# Job:
All entries are to be given again verbatim.

# Data for this task:
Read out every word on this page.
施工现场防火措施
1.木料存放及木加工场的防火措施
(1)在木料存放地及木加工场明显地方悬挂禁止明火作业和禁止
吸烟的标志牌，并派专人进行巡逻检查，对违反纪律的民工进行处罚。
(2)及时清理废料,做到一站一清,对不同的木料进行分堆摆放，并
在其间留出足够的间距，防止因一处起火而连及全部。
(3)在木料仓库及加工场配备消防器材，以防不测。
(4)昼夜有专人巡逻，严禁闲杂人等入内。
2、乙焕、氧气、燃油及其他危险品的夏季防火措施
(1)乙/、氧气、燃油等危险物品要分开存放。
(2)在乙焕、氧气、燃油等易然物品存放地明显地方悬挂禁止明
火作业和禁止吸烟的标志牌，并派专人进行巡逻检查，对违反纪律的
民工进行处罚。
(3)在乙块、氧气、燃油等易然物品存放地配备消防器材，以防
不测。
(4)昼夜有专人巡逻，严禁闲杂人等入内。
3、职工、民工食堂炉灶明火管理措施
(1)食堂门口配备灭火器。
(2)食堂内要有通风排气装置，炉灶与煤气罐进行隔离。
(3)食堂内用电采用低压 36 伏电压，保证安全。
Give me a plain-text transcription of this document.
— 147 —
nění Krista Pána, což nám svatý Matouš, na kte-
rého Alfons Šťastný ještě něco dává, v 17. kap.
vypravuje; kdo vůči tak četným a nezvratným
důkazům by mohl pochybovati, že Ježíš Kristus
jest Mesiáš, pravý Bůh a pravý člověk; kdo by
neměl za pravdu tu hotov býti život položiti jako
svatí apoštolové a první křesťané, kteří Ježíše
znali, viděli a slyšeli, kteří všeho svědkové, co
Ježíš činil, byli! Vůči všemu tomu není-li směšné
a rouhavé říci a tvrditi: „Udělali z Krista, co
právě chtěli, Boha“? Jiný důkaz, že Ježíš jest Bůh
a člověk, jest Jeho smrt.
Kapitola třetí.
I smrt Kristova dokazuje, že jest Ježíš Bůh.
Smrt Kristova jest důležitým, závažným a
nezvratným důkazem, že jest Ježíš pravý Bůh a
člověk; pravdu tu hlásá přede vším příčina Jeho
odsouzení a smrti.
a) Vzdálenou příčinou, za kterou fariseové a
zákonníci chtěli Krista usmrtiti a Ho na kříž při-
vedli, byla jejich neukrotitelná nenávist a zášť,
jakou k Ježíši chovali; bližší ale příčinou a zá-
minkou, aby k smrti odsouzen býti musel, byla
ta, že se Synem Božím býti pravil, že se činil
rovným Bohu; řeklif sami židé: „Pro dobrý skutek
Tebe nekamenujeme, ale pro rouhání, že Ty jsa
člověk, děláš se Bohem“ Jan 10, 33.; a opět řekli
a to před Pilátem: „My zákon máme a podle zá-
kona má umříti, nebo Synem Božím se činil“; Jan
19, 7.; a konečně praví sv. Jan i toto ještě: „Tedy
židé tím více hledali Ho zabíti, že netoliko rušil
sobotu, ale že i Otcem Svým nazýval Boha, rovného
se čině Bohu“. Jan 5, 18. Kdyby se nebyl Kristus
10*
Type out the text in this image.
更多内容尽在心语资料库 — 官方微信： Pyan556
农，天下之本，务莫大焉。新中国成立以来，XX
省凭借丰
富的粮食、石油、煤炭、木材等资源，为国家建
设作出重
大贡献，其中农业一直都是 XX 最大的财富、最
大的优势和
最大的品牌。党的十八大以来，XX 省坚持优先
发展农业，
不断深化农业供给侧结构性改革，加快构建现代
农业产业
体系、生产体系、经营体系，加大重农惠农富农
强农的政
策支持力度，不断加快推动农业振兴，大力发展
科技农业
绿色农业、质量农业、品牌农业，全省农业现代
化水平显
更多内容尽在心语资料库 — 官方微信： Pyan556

# Solution for this exercise:
Read out every word on this page.
施工现场防火措施
1.木料存放及木加工场的防火措施
(1)在木料存放地及木加工场明显地方悬挂禁止明火作业和禁止
吸烟的标志牌，并派专人进行巡逻检查，对违反纪律的民工进行处罚。
(2)及时清理废料,做到一站一清,对不同的木料进行分堆摆放，并
在其间留出足够的间距，防止因一处起火而连及全部。
(3)在木料仓库及加工场配备消防器材，以防不测。
(4)昼夜有专人巡逻，严禁闲杂人等入内。
2、乙焕、氧气、燃油及其他危险品的夏季防火措施
(1)乙/、氧气、燃油等危险物品要分开存放。
(2)在乙焕、氧气、燃油等易然物品存放地明显地方悬挂禁止明
火作业和禁止吸烟的标志牌，并派专人进行巡逻检查，对违反纪律的
民工进行处罚。
(3)在乙块、氧气、燃油等易然物品存放地配备消防器材，以防
不测。
(4)昼夜有专人巡逻，严禁闲杂人等入内。
3、职工、民工食堂炉灶明火管理措施
(1)食堂门口配备灭火器。
(2)食堂内要有通风排气装置，炉灶与煤气罐进行隔离。
(3)食堂内用电采用低压 36 伏电压，保证安全。
Give me a plain-text transcription of this document.
— 147 —
nění Krista Pána, což nám svatý Matouš, na kte-
rého Alfons Šťastný ještě něco dává, v 17. kap.
vypravuje; kdo vůči tak četným a nezvratným
důkazům by mohl pochybovati, že Ježíš Kristus
jest Mesiáš, pravý Bůh a pravý člověk; kdo by
neměl za pravdu tu hotov býti život položiti jako
svatí apoštolové a první křesťané, kteří Ježíše
znali, viděli a slyšeli, kteří všeho svědkové, co
Ježíš činil, byli! Vůči všemu tomu není-li směšné
a rouhavé říci a tvrditi: „Udělali z Krista, co
právě chtěli, Boha“? Jiný důkaz, že Ježíš jest Bůh
a člověk, jest Jeho smrt.
Kapitola třetí.
I smrt Kristova dokazuje, že jest Ježíš Bůh.
Smrt Kristova jest důležitým, závažným a
nezvratným důkazem, že jest Ježíš pravý Bůh a
člověk; pravdu tu hlásá přede vším příčina Jeho
odsouzení a smrti.
a) Vzdálenou příčinou, za kterou fariseové a
zákonníci chtěli Krista usmrtiti a Ho na kříž při-
vedli, byla jejich neukrotitelná nenávist a zášť,
jakou k Ježíši chovali; bližší ale příčinou a zá-
minkou, aby k smrti odsouzen býti musel, byla
ta, že se Synem Božím býti pravil, že se činil
rovným Bohu; řeklif sami židé: „Pro dobrý skutek
Tebe nekamenujeme, ale pro rouhání, že Ty jsa
člověk, děláš se Bohem“ Jan 10, 33.; a opět řekli
a to před Pilátem: „My zákon máme a podle zá-
kona má umříti, nebo Synem Božím se činil“; Jan
19, 7.; a konečně praví sv. Jan i toto ještě: „Tedy
židé tím více hledali Ho zabíti, že netoliko rušil
sobotu, ale že i Otcem Svým nazýval Boha, rovného
se čině Bohu“. Jan 5, 18. Kdyby se nebyl Kristus
10*
Type out the text in this image.
更多内容尽在心语资料库 — 官方微信： Pyan556
农，天下之本，务莫大焉。新中国成立以来，XX
省凭借丰
富的粮食、石油、煤炭、木材等资源，为国家建
设作出重
大贡献，其中农业一直都是 XX 最大的财富、最
大的优势和
最大的品牌。党的十八大以来，XX 省坚持优先
发展农业，
不断深化农业供给侧结构性改革，加快构建现代
农业产业
体系、生产体系、经营体系，加大重农惠农富农
强农的政
策支持力度，不断加快推动农业振兴，大力发展
科技农业
绿色农业、质量农业、品牌农业，全省农业现代
化水平显
更多内容尽在心语资料库 — 官方微信： Pyan556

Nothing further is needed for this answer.